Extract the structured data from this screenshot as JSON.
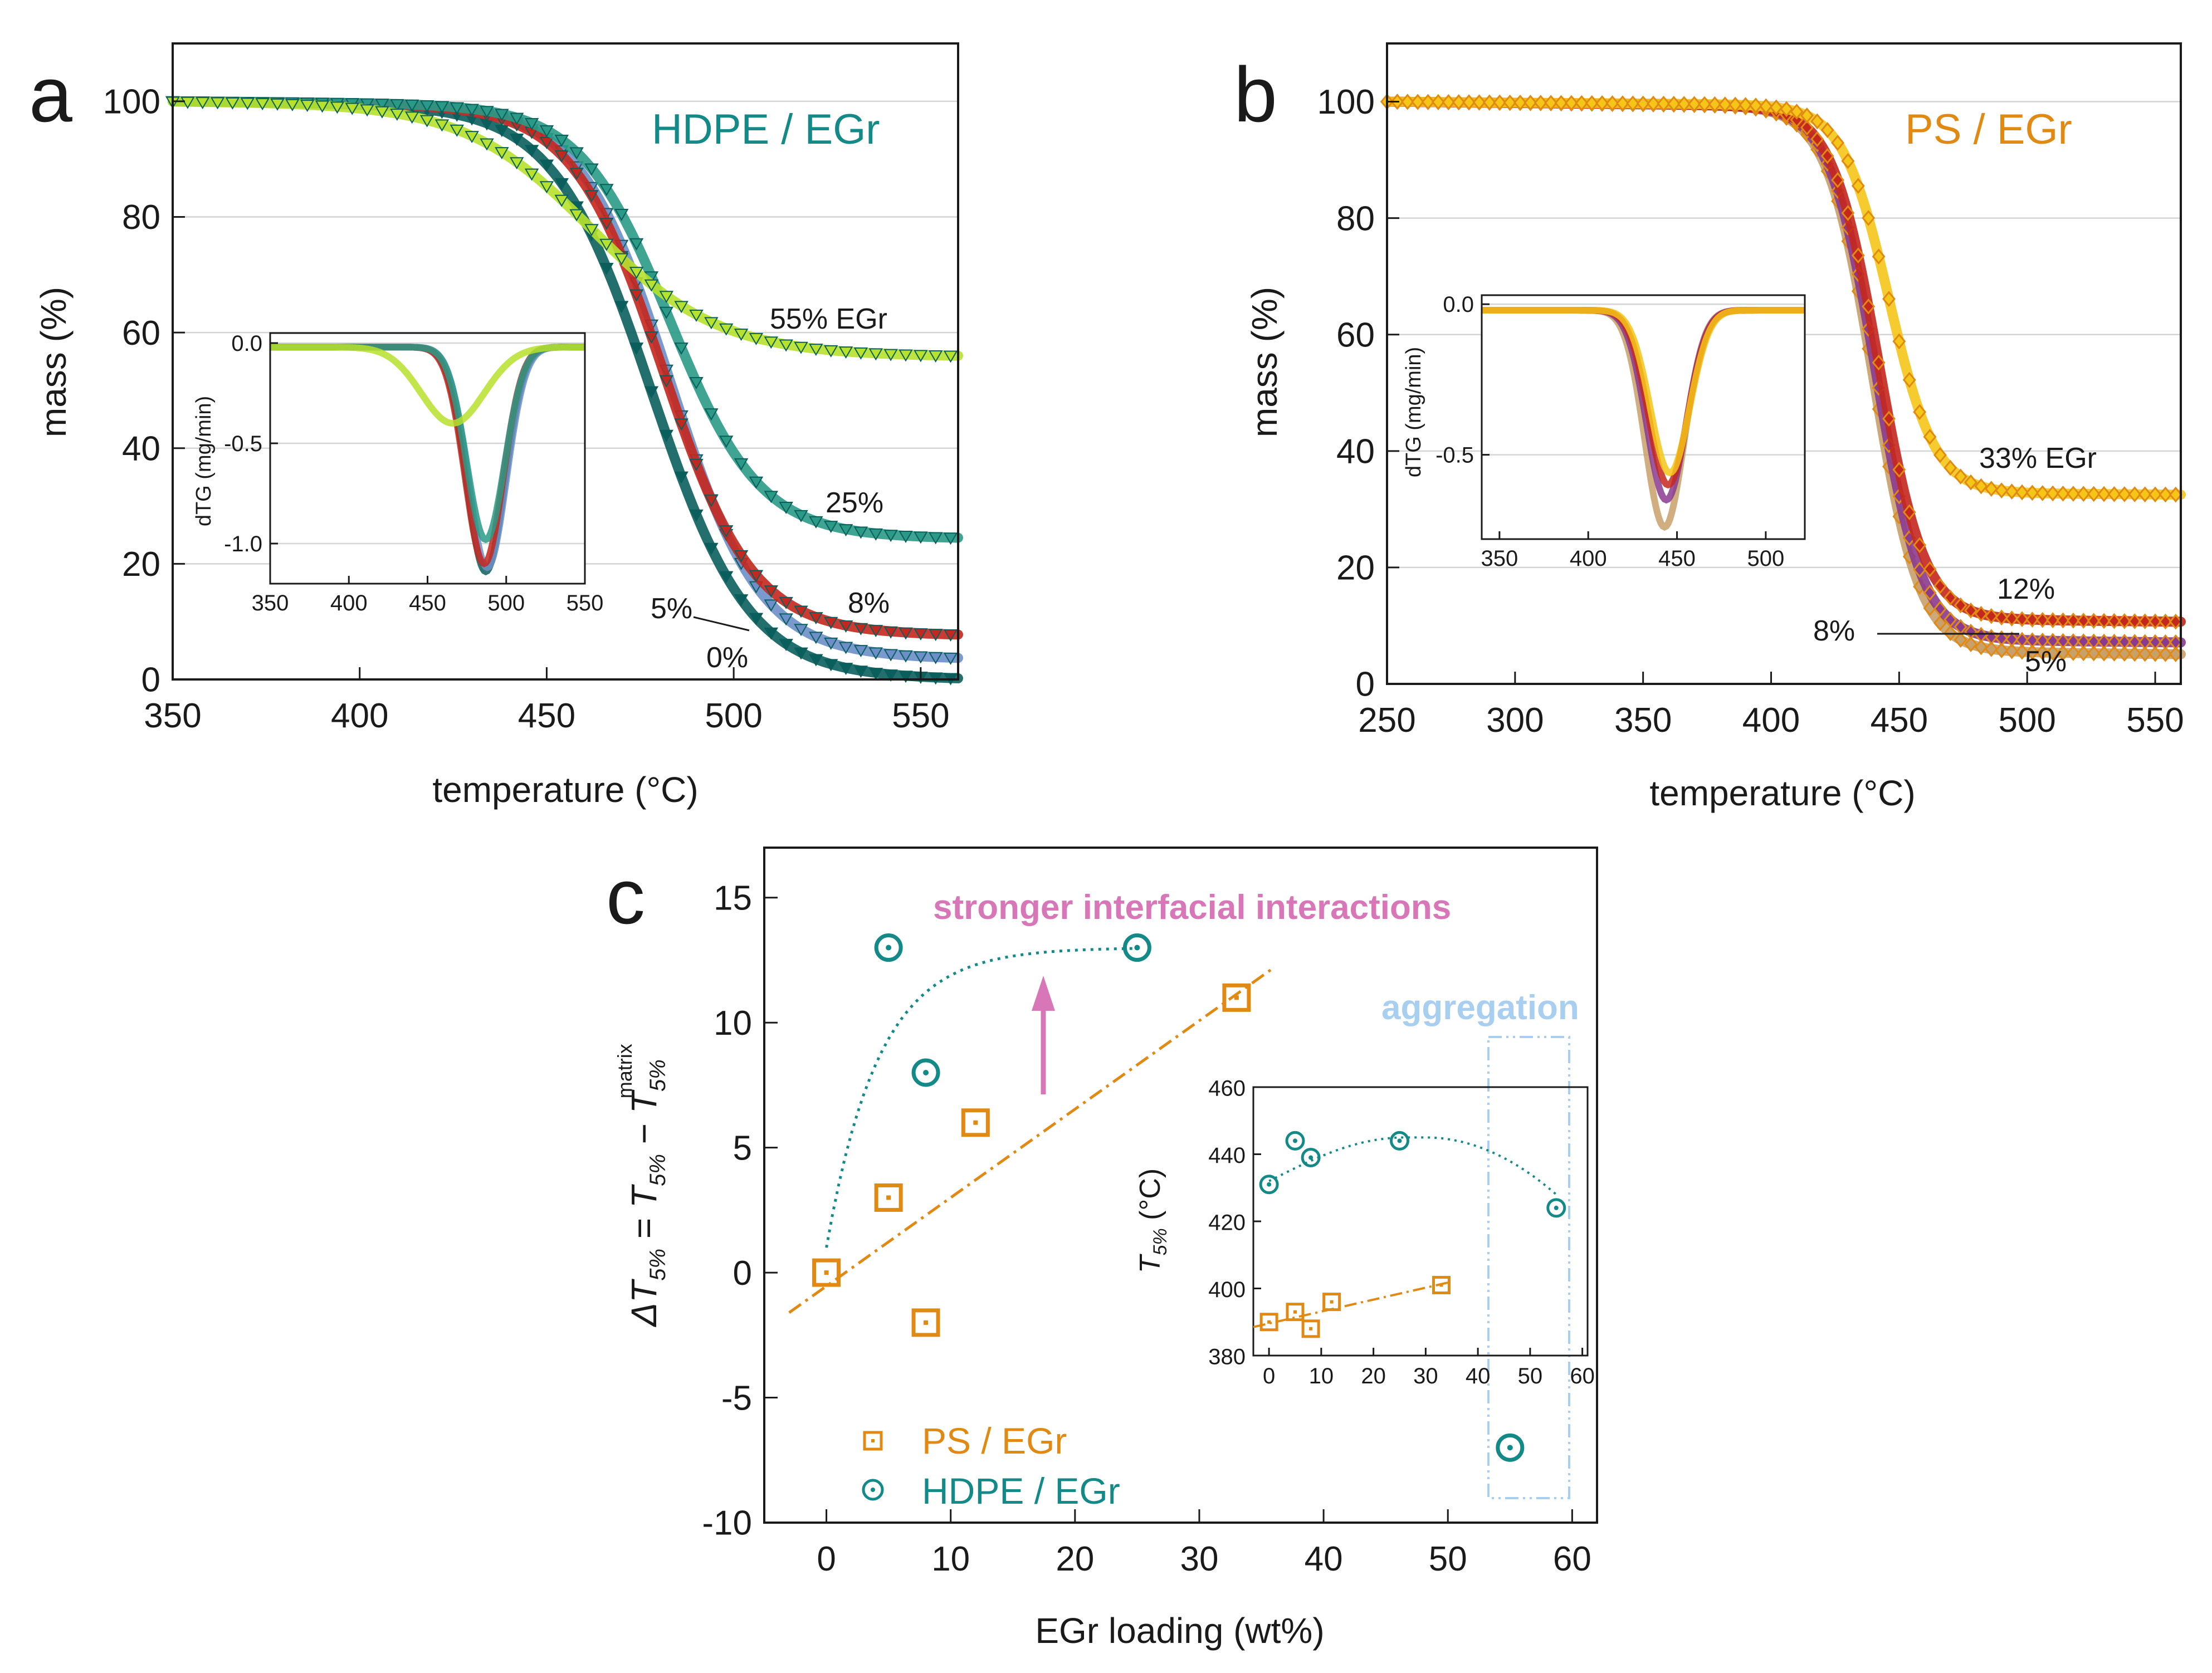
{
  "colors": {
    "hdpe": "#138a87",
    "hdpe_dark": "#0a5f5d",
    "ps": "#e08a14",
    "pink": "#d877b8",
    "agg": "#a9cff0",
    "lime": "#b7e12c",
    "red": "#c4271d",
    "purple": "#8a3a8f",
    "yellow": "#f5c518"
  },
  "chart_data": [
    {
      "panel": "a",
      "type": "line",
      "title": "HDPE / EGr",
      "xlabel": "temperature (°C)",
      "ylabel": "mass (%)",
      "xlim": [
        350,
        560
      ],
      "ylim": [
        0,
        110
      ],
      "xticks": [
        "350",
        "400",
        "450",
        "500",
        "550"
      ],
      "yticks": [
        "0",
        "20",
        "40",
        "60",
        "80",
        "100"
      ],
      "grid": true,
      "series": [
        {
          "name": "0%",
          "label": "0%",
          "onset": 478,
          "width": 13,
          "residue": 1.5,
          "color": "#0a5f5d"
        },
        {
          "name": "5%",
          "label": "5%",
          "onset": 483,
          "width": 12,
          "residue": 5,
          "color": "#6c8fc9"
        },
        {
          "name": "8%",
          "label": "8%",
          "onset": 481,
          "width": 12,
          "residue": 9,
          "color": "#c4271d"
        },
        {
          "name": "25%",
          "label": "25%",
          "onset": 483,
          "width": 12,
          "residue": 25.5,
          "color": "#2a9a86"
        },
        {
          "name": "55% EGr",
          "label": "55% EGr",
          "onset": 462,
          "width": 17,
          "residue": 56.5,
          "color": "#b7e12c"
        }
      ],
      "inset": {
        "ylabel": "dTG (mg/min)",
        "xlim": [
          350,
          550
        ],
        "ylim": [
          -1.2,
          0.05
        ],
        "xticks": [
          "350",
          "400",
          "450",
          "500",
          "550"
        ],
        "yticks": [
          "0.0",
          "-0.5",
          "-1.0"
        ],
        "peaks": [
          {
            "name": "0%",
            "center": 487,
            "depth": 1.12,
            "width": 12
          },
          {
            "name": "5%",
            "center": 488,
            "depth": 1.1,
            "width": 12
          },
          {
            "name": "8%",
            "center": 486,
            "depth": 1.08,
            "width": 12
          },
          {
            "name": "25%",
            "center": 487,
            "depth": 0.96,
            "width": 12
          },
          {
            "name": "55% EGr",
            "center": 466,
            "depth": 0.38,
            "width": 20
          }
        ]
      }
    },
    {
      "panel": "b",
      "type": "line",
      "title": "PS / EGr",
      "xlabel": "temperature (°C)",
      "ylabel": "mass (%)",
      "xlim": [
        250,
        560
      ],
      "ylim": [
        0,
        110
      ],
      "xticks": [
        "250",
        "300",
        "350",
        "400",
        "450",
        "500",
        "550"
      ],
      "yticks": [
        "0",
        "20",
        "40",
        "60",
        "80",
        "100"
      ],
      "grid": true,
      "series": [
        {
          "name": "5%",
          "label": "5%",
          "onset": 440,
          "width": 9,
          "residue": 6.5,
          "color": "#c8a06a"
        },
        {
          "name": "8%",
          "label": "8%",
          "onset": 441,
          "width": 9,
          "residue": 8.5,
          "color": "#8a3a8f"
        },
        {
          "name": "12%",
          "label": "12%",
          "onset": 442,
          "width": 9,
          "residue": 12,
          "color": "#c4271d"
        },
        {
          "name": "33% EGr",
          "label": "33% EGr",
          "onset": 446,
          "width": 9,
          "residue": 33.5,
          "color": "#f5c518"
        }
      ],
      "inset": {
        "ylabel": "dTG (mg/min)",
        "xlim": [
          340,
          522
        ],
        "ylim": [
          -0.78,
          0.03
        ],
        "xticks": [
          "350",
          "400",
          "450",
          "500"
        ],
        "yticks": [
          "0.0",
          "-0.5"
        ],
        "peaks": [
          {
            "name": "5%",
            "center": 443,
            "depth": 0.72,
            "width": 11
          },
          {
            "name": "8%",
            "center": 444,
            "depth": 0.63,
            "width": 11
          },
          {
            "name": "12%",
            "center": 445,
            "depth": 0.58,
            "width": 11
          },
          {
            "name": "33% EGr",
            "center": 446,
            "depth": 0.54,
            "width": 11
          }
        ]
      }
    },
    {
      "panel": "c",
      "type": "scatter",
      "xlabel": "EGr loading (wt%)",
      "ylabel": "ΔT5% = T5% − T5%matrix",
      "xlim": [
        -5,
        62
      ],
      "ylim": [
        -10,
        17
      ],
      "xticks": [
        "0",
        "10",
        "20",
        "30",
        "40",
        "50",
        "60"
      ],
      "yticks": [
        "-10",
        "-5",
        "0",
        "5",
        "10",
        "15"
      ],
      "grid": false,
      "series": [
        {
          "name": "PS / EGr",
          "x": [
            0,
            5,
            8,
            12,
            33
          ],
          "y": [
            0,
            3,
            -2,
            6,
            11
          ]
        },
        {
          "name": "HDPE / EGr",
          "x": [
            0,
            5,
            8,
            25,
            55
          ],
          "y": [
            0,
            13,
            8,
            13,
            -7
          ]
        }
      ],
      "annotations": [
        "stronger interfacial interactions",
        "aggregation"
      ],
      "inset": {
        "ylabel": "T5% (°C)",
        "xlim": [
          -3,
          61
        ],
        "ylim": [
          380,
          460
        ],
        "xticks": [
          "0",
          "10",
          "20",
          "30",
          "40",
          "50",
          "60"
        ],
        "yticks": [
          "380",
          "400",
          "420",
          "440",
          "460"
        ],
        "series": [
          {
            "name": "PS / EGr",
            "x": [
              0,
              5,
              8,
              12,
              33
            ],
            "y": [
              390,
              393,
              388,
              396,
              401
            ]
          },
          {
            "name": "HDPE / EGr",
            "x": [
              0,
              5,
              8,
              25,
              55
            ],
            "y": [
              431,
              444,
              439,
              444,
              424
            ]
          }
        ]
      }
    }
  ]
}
=-=-=-=-=
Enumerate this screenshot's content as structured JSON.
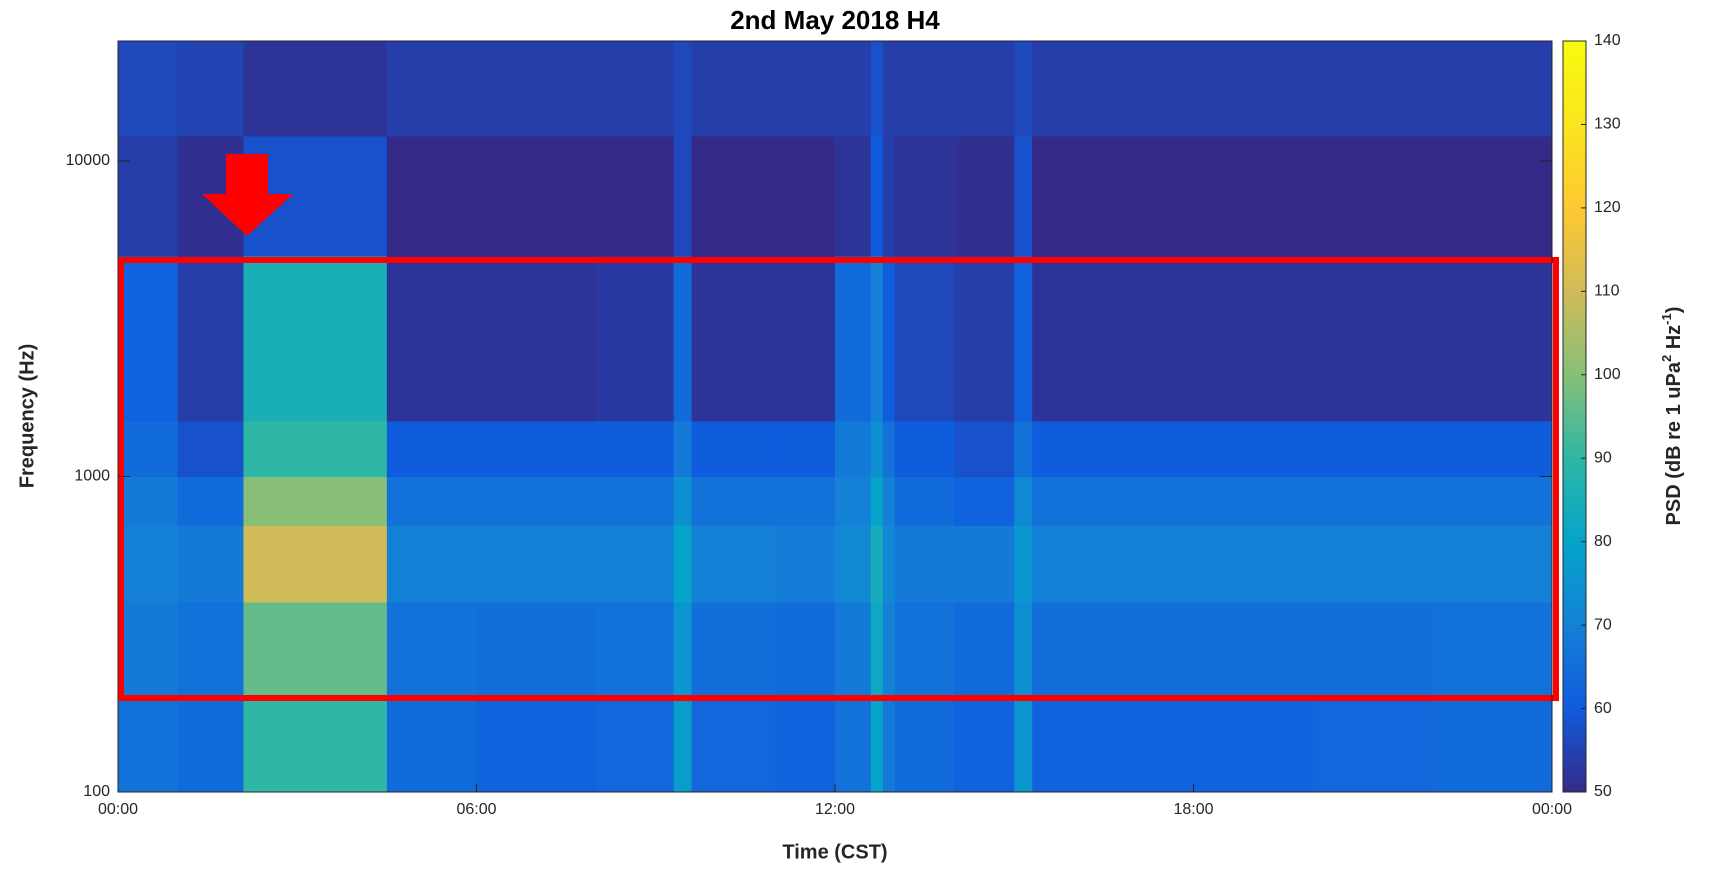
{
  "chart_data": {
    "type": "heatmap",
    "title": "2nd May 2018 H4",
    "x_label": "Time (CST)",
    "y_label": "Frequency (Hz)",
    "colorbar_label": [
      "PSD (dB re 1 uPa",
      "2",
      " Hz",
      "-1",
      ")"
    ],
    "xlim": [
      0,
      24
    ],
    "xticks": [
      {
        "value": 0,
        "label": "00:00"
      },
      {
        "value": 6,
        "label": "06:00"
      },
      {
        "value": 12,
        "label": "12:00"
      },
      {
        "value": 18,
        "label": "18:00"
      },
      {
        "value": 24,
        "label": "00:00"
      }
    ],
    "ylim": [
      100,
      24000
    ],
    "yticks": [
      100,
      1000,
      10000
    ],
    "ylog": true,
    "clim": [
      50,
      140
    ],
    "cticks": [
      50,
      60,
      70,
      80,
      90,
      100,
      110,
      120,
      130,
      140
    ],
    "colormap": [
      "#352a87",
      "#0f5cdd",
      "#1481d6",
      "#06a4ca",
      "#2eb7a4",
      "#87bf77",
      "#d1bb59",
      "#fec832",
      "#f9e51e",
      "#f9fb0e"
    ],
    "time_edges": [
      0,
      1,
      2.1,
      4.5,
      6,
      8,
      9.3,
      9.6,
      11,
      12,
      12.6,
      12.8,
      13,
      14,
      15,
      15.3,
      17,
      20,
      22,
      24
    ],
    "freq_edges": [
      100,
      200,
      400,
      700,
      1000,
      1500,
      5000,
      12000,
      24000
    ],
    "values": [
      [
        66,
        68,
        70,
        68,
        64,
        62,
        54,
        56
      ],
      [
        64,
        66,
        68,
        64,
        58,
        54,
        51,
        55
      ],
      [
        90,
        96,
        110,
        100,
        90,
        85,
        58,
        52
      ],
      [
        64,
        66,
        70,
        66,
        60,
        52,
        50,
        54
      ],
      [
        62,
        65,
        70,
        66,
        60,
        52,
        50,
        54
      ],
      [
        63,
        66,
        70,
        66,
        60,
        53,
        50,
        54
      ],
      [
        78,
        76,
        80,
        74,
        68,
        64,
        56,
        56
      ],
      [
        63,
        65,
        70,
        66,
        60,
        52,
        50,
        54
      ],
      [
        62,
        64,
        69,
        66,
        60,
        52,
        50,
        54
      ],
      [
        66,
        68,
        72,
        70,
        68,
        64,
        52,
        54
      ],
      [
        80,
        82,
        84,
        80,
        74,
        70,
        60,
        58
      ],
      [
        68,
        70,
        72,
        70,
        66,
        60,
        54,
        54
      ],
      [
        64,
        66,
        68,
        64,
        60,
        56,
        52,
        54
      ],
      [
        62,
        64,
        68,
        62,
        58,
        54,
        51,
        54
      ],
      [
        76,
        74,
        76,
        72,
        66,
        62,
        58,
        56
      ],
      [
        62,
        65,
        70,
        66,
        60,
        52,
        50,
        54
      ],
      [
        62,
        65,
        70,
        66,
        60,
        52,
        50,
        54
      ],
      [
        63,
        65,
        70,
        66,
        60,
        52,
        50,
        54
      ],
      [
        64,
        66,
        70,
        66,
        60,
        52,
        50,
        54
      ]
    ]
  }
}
=-=-=-=-=
Your instructions: Report all lines of the data above that include the string "depth".

Response to the task:
            "depth": 1.12,
            "depth": 1.1,
            "depth": 1.08,
            "depth": 0.96,
            "depth": 0.38,
            "depth": 0.72,
            "depth": 0.63,
            "depth": 0.58,
            "depth": 0.54,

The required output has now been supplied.